(Collected data entries)
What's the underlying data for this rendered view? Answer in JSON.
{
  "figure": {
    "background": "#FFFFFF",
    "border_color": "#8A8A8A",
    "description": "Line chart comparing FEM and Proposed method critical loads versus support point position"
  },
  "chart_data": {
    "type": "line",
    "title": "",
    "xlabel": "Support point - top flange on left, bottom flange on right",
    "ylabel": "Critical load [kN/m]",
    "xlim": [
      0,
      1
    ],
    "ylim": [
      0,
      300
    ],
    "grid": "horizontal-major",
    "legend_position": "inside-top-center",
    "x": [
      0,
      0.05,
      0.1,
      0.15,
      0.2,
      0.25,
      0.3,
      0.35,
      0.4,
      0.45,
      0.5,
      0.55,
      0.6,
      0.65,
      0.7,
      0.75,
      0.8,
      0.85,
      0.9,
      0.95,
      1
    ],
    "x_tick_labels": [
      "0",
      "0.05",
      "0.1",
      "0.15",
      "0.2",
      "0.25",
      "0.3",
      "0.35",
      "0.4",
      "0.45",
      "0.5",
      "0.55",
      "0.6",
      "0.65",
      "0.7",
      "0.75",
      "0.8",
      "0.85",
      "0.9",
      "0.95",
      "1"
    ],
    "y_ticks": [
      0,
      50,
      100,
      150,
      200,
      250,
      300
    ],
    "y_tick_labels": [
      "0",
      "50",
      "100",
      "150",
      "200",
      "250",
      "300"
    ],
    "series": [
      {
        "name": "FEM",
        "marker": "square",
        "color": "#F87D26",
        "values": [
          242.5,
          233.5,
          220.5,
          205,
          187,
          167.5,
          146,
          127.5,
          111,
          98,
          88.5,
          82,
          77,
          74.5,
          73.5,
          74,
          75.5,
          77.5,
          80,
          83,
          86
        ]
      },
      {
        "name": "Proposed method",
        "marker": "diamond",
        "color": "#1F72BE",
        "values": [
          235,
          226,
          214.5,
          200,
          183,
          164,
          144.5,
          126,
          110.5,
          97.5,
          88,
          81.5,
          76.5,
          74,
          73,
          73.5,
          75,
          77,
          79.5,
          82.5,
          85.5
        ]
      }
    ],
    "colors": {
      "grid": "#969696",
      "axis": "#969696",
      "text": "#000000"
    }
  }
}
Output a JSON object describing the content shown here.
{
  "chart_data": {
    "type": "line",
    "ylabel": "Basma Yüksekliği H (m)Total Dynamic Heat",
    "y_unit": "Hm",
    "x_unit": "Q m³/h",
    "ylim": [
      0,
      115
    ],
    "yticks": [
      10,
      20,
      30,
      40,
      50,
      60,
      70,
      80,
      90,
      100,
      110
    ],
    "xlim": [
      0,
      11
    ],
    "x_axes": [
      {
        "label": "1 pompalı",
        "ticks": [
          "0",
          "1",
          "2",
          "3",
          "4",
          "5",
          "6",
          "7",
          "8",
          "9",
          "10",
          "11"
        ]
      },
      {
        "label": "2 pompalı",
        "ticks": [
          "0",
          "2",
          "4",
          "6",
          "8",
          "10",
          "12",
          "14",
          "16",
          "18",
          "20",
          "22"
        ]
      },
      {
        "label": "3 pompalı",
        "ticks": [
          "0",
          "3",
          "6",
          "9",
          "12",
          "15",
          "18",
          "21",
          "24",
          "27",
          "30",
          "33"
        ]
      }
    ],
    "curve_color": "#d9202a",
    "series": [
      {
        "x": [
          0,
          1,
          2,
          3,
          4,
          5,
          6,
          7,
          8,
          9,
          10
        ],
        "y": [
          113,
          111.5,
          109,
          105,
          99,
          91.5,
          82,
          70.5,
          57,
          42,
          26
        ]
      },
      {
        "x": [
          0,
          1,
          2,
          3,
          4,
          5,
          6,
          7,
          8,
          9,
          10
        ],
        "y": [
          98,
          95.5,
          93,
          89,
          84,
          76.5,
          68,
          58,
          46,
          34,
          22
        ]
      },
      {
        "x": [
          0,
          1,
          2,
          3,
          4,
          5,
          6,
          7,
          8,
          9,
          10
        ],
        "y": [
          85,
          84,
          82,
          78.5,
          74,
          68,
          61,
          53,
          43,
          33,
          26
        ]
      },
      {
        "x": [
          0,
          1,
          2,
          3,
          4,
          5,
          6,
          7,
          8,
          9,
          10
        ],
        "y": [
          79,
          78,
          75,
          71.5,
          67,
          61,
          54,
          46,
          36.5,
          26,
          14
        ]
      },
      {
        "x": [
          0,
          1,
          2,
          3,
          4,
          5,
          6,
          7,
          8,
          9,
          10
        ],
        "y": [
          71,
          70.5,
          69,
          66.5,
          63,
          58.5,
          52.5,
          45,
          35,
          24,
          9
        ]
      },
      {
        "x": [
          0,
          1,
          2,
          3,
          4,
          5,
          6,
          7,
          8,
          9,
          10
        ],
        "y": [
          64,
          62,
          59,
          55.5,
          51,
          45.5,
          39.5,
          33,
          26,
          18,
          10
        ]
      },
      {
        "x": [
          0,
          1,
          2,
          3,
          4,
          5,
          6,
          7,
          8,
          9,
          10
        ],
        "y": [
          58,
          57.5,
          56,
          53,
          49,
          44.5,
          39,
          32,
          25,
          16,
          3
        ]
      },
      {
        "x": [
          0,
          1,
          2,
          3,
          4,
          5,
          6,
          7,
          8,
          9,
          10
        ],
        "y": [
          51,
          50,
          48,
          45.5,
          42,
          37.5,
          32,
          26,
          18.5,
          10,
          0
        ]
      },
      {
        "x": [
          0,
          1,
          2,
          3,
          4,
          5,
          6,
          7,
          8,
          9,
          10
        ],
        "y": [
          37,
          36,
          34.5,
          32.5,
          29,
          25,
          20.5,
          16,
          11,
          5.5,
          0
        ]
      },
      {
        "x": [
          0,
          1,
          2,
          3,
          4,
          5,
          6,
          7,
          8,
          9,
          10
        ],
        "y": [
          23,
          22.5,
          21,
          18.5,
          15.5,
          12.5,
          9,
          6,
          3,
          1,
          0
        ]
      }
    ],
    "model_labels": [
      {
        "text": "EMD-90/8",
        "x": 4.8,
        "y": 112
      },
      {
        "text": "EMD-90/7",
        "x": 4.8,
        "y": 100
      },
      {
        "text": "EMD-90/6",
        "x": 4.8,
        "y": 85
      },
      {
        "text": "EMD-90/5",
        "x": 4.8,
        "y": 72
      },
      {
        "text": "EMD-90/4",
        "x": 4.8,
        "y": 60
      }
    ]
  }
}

## Objective
Restate each record exactly as written.

## Response to this task
What's the underlying data for this rendered view? Answer in JSON.
{
  "figure": {
    "background": "#FFFFFF",
    "border_color": "#8A8A8A",
    "description": "Line chart comparing FEM and Proposed method critical loads versus support point position"
  },
  "chart_data": {
    "type": "line",
    "title": "",
    "xlabel": "Support point - top flange on left, bottom flange on right",
    "ylabel": "Critical load [kN/m]",
    "xlim": [
      0,
      1
    ],
    "ylim": [
      0,
      300
    ],
    "grid": "horizontal-major",
    "legend_position": "inside-top-center",
    "x": [
      0,
      0.05,
      0.1,
      0.15,
      0.2,
      0.25,
      0.3,
      0.35,
      0.4,
      0.45,
      0.5,
      0.55,
      0.6,
      0.65,
      0.7,
      0.75,
      0.8,
      0.85,
      0.9,
      0.95,
      1
    ],
    "x_tick_labels": [
      "0",
      "0.05",
      "0.1",
      "0.15",
      "0.2",
      "0.25",
      "0.3",
      "0.35",
      "0.4",
      "0.45",
      "0.5",
      "0.55",
      "0.6",
      "0.65",
      "0.7",
      "0.75",
      "0.8",
      "0.85",
      "0.9",
      "0.95",
      "1"
    ],
    "y_ticks": [
      0,
      50,
      100,
      150,
      200,
      250,
      300
    ],
    "y_tick_labels": [
      "0",
      "50",
      "100",
      "150",
      "200",
      "250",
      "300"
    ],
    "series": [
      {
        "name": "FEM",
        "marker": "square",
        "color": "#F87D26",
        "values": [
          242.5,
          233.5,
          220.5,
          205,
          187,
          167.5,
          146,
          127.5,
          111,
          98,
          88.5,
          82,
          77,
          74.5,
          73.5,
          74,
          75.5,
          77.5,
          80,
          83,
          86
        ]
      },
      {
        "name": "Proposed method",
        "marker": "diamond",
        "color": "#1F72BE",
        "values": [
          235,
          226,
          214.5,
          200,
          183,
          164,
          144.5,
          126,
          110.5,
          97.5,
          88,
          81.5,
          76.5,
          74,
          73,
          73.5,
          75,
          77,
          79.5,
          82.5,
          85.5
        ]
      }
    ],
    "colors": {
      "grid": "#969696",
      "axis": "#969696",
      "text": "#000000"
    }
  }
}
Output a JSON object describing the content shown here.
{
  "chart_data": {
    "type": "line",
    "ylabel": "Basma Yüksekliği H (m)Total Dynamic Heat",
    "y_unit": "Hm",
    "x_unit": "Q m³/h",
    "ylim": [
      0,
      115
    ],
    "yticks": [
      10,
      20,
      30,
      40,
      50,
      60,
      70,
      80,
      90,
      100,
      110
    ],
    "xlim": [
      0,
      11
    ],
    "x_axes": [
      {
        "label": "1 pompalı",
        "ticks": [
          "0",
          "1",
          "2",
          "3",
          "4",
          "5",
          "6",
          "7",
          "8",
          "9",
          "10",
          "11"
        ]
      },
      {
        "label": "2 pompalı",
        "ticks": [
          "0",
          "2",
          "4",
          "6",
          "8",
          "10",
          "12",
          "14",
          "16",
          "18",
          "20",
          "22"
        ]
      },
      {
        "label": "3 pompalı",
        "ticks": [
          "0",
          "3",
          "6",
          "9",
          "12",
          "15",
          "18",
          "21",
          "24",
          "27",
          "30",
          "33"
        ]
      }
    ],
    "curve_color": "#d9202a",
    "series": [
      {
        "x": [
          0,
          1,
          2,
          3,
          4,
          5,
          6,
          7,
          8,
          9,
          10
        ],
        "y": [
          113,
          111.5,
          109,
          105,
          99,
          91.5,
          82,
          70.5,
          57,
          42,
          26
        ]
      },
      {
        "x": [
          0,
          1,
          2,
          3,
          4,
          5,
          6,
          7,
          8,
          9,
          10
        ],
        "y": [
          98,
          95.5,
          93,
          89,
          84,
          76.5,
          68,
          58,
          46,
          34,
          22
        ]
      },
      {
        "x": [
          0,
          1,
          2,
          3,
          4,
          5,
          6,
          7,
          8,
          9,
          10
        ],
        "y": [
          85,
          84,
          82,
          78.5,
          74,
          68,
          61,
          53,
          43,
          33,
          26
        ]
      },
      {
        "x": [
          0,
          1,
          2,
          3,
          4,
          5,
          6,
          7,
          8,
          9,
          10
        ],
        "y": [
          79,
          78,
          75,
          71.5,
          67,
          61,
          54,
          46,
          36.5,
          26,
          14
        ]
      },
      {
        "x": [
          0,
          1,
          2,
          3,
          4,
          5,
          6,
          7,
          8,
          9,
          10
        ],
        "y": [
          71,
          70.5,
          69,
          66.5,
          63,
          58.5,
          52.5,
          45,
          35,
          24,
          9
        ]
      },
      {
        "x": [
          0,
          1,
          2,
          3,
          4,
          5,
          6,
          7,
          8,
          9,
          10
        ],
        "y": [
          64,
          62,
          59,
          55.5,
          51,
          45.5,
          39.5,
          33,
          26,
          18,
          10
        ]
      },
      {
        "x": [
          0,
          1,
          2,
          3,
          4,
          5,
          6,
          7,
          8,
          9,
          10
        ],
        "y": [
          58,
          57.5,
          56,
          53,
          49,
          44.5,
          39,
          32,
          25,
          16,
          3
        ]
      },
      {
        "x": [
          0,
          1,
          2,
          3,
          4,
          5,
          6,
          7,
          8,
          9,
          10
        ],
        "y": [
          51,
          50,
          48,
          45.5,
          42,
          37.5,
          32,
          26,
          18.5,
          10,
          0
        ]
      },
      {
        "x": [
          0,
          1,
          2,
          3,
          4,
          5,
          6,
          7,
          8,
          9,
          10
        ],
        "y": [
          37,
          36,
          34.5,
          32.5,
          29,
          25,
          20.5,
          16,
          11,
          5.5,
          0
        ]
      },
      {
        "x": [
          0,
          1,
          2,
          3,
          4,
          5,
          6,
          7,
          8,
          9,
          10
        ],
        "y": [
          23,
          22.5,
          21,
          18.5,
          15.5,
          12.5,
          9,
          6,
          3,
          1,
          0
        ]
      }
    ],
    "model_labels": [
      {
        "text": "EMD-90/8",
        "x": 4.8,
        "y": 112
      },
      {
        "text": "EMD-90/7",
        "x": 4.8,
        "y": 100
      },
      {
        "text": "EMD-90/6",
        "x": 4.8,
        "y": 85
      },
      {
        "text": "EMD-90/5",
        "x": 4.8,
        "y": 72
      },
      {
        "text": "EMD-90/4",
        "x": 4.8,
        "y": 60
      }
    ]
  }
}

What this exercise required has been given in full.